Identify the lines holding "Structure" and copy them.

_Working data_
= = = = = = =

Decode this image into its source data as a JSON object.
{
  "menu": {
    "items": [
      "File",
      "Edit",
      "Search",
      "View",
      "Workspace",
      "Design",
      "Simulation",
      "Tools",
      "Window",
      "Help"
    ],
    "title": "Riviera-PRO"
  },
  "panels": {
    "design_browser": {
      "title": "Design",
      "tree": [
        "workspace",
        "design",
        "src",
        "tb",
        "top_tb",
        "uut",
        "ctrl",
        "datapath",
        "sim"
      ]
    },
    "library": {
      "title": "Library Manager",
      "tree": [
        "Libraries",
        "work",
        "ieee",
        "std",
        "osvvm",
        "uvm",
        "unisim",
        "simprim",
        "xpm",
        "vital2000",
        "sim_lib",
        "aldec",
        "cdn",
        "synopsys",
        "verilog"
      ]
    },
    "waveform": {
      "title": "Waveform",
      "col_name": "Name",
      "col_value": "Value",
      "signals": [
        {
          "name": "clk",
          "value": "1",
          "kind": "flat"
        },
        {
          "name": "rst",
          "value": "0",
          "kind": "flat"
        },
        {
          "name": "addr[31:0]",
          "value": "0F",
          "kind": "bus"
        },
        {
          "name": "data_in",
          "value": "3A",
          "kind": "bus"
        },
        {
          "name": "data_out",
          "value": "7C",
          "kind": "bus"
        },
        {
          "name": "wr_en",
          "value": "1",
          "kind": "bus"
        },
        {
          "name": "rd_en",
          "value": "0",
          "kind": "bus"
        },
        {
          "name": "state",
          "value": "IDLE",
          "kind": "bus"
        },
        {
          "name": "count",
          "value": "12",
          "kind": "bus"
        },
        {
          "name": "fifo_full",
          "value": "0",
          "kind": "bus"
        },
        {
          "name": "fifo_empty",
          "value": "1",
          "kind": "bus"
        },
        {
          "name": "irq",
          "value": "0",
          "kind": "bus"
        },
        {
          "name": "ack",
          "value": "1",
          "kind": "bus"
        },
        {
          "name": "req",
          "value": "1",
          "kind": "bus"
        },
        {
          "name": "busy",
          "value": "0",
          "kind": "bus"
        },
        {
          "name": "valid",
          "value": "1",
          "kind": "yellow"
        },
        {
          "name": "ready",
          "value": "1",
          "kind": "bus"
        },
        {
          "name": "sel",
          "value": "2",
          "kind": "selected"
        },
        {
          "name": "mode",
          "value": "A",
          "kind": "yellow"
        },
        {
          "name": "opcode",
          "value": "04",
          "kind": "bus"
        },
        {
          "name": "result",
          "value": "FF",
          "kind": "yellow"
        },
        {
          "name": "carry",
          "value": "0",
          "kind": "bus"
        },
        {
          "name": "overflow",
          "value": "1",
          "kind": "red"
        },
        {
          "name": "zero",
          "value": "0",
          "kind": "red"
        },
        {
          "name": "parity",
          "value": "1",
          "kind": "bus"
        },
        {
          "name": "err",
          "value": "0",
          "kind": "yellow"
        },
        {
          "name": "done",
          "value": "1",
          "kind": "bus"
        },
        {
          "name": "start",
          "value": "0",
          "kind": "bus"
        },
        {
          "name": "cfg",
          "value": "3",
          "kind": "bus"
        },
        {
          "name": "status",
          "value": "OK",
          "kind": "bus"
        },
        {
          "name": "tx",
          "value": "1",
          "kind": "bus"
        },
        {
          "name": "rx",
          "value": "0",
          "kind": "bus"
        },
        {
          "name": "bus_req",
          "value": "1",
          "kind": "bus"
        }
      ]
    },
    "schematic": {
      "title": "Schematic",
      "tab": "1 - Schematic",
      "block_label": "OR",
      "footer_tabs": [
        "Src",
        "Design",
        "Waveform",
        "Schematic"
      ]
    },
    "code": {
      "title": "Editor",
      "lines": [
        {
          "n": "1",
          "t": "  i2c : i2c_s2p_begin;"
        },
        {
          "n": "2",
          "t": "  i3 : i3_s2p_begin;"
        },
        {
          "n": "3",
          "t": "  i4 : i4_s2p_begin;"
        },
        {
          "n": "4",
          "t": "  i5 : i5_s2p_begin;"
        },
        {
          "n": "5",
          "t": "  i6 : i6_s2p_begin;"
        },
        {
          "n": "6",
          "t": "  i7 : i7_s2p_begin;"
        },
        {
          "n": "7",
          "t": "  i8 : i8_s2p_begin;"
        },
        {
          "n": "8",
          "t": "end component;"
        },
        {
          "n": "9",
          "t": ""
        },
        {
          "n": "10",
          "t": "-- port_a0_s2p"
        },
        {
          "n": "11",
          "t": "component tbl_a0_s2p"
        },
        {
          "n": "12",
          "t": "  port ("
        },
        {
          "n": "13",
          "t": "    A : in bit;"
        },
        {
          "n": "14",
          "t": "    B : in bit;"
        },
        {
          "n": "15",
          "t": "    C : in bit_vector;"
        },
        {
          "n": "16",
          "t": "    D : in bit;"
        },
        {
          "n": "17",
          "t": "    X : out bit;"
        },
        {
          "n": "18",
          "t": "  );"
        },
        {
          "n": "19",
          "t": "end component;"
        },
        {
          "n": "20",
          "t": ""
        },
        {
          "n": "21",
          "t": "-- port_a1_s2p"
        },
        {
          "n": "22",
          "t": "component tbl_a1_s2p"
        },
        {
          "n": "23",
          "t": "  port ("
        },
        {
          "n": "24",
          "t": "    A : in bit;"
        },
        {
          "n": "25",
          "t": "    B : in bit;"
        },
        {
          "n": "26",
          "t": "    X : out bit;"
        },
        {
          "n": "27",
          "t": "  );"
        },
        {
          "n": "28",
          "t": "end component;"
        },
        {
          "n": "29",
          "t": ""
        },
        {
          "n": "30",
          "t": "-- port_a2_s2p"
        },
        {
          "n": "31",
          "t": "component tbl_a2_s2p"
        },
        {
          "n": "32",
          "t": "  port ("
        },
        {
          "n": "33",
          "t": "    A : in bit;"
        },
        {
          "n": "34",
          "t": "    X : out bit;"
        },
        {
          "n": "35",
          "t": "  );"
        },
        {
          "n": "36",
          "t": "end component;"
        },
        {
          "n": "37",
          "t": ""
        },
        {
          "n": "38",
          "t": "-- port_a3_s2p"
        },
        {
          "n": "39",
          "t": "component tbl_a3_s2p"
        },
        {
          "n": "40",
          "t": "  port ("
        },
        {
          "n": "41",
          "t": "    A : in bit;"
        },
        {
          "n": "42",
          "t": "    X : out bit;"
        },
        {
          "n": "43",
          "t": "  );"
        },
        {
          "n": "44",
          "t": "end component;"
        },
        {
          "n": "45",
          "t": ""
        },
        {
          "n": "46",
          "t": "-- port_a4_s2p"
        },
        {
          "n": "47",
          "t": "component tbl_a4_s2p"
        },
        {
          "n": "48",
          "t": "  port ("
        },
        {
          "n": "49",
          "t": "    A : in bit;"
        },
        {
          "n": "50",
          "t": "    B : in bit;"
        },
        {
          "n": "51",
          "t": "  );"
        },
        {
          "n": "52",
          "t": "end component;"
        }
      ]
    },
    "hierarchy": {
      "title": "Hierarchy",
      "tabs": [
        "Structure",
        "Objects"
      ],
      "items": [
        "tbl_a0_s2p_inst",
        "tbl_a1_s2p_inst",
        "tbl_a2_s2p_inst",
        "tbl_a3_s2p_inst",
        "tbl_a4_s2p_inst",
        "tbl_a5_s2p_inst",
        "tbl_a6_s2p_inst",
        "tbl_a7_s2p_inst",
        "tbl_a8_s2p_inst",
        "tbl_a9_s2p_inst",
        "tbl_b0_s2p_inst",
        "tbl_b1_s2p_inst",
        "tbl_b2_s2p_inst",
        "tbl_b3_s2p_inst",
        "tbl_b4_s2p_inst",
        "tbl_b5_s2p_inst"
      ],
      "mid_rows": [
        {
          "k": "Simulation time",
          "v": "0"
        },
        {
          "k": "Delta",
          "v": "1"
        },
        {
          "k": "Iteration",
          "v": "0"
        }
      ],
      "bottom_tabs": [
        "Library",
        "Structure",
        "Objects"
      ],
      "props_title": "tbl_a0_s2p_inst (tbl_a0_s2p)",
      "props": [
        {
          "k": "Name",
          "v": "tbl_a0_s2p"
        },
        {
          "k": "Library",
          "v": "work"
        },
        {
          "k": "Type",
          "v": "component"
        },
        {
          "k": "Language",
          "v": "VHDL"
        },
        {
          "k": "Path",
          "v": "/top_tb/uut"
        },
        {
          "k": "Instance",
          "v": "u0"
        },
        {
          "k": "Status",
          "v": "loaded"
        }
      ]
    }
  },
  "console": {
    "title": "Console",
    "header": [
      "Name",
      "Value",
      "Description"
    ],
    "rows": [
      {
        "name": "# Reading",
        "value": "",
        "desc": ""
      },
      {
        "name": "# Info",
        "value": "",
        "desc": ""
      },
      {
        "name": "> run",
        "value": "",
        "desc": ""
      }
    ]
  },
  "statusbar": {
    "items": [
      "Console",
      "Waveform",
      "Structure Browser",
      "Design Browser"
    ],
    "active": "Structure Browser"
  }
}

= = = = = = =

_Exercise response_
        "Structure",
        "Structure",
      "Structure Browser",
    "active": "Structure Browser"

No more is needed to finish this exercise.